[DIRECTIONS FOR THIS TASK]:
Report every line below that holds the word "ketoglutarate".

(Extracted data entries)
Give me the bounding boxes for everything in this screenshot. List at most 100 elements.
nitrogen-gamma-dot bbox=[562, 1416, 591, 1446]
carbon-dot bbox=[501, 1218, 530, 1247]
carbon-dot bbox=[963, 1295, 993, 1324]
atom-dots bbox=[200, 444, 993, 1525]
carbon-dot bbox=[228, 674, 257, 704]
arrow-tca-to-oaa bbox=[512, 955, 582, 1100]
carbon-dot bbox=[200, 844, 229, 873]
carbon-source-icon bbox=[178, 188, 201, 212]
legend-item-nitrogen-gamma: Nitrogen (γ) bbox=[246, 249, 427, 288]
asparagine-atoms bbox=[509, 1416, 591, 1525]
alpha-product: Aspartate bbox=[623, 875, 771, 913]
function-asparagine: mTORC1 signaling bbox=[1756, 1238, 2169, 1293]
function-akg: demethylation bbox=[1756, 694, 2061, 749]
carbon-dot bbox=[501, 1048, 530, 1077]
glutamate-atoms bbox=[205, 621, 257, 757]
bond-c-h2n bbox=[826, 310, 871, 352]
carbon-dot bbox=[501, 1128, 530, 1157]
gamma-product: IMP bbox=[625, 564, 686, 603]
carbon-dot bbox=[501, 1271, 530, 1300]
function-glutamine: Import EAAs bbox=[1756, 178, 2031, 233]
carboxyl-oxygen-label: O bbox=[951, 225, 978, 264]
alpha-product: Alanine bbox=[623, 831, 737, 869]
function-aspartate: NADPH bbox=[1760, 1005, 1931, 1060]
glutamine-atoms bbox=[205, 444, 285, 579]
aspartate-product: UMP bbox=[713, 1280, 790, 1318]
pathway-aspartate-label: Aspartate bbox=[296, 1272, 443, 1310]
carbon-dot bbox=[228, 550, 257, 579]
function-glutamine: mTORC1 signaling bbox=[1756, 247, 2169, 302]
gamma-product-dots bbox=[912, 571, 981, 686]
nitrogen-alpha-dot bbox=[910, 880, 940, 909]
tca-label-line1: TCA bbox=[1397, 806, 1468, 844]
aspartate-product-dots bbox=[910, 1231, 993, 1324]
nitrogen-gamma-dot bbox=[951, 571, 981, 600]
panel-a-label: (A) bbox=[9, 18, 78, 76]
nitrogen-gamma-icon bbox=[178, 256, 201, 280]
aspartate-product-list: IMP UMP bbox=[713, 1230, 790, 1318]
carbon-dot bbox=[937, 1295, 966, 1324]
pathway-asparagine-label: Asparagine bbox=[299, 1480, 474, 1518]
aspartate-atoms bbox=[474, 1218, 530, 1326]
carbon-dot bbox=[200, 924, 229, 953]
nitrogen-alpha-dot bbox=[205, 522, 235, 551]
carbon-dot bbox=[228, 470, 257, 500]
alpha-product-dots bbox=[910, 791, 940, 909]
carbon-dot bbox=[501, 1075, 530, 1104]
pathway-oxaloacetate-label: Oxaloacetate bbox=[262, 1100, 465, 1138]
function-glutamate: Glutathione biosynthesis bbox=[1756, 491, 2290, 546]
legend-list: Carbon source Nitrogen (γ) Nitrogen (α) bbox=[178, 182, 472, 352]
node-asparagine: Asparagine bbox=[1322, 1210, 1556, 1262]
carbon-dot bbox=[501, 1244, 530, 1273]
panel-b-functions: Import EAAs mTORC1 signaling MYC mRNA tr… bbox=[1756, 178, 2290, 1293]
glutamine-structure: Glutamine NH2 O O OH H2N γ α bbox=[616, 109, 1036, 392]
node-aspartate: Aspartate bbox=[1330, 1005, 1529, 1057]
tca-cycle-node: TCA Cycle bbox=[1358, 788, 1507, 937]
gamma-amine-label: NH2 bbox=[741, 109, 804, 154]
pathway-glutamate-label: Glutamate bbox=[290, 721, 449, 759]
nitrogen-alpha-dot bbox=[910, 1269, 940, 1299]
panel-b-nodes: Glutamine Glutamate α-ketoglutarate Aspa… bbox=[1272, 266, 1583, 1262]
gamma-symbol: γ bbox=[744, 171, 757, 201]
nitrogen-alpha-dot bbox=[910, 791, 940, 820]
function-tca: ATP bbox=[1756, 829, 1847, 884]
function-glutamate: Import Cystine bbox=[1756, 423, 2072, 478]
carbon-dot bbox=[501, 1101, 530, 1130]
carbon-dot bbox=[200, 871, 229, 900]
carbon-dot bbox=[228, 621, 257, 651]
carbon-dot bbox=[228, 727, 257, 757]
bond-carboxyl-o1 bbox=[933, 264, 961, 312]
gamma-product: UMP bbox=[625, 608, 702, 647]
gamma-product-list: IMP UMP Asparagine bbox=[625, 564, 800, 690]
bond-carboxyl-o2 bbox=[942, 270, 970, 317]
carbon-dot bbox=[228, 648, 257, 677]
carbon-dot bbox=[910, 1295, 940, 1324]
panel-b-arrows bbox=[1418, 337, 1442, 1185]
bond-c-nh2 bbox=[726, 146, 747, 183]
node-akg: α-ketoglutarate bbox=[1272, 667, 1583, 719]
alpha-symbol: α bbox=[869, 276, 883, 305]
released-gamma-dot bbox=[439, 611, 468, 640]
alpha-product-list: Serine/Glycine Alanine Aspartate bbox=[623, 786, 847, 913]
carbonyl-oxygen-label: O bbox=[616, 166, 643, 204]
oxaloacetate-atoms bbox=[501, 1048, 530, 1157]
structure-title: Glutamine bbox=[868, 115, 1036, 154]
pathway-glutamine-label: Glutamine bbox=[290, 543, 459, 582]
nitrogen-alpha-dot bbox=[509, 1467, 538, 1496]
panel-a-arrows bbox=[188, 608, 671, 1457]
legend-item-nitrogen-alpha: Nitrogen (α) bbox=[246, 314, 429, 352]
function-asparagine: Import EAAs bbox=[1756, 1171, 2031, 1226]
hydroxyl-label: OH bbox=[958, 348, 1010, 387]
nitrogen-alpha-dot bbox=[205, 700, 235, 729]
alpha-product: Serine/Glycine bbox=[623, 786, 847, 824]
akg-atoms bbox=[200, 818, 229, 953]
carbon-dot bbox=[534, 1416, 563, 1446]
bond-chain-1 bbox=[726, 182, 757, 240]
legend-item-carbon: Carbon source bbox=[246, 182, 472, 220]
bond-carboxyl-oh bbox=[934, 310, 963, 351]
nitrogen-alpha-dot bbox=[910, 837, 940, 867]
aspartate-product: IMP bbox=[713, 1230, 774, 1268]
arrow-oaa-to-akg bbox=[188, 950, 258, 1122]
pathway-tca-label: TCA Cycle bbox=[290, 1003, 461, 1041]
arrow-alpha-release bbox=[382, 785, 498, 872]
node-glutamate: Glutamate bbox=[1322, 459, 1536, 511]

[YOUR SOLUTION]:
panel-b-nodes: Glutamine Glutamate α-ketoglutarate Aspa… bbox=[1272, 266, 1583, 1262]
node-akg: α-ketoglutarate bbox=[1272, 667, 1583, 719]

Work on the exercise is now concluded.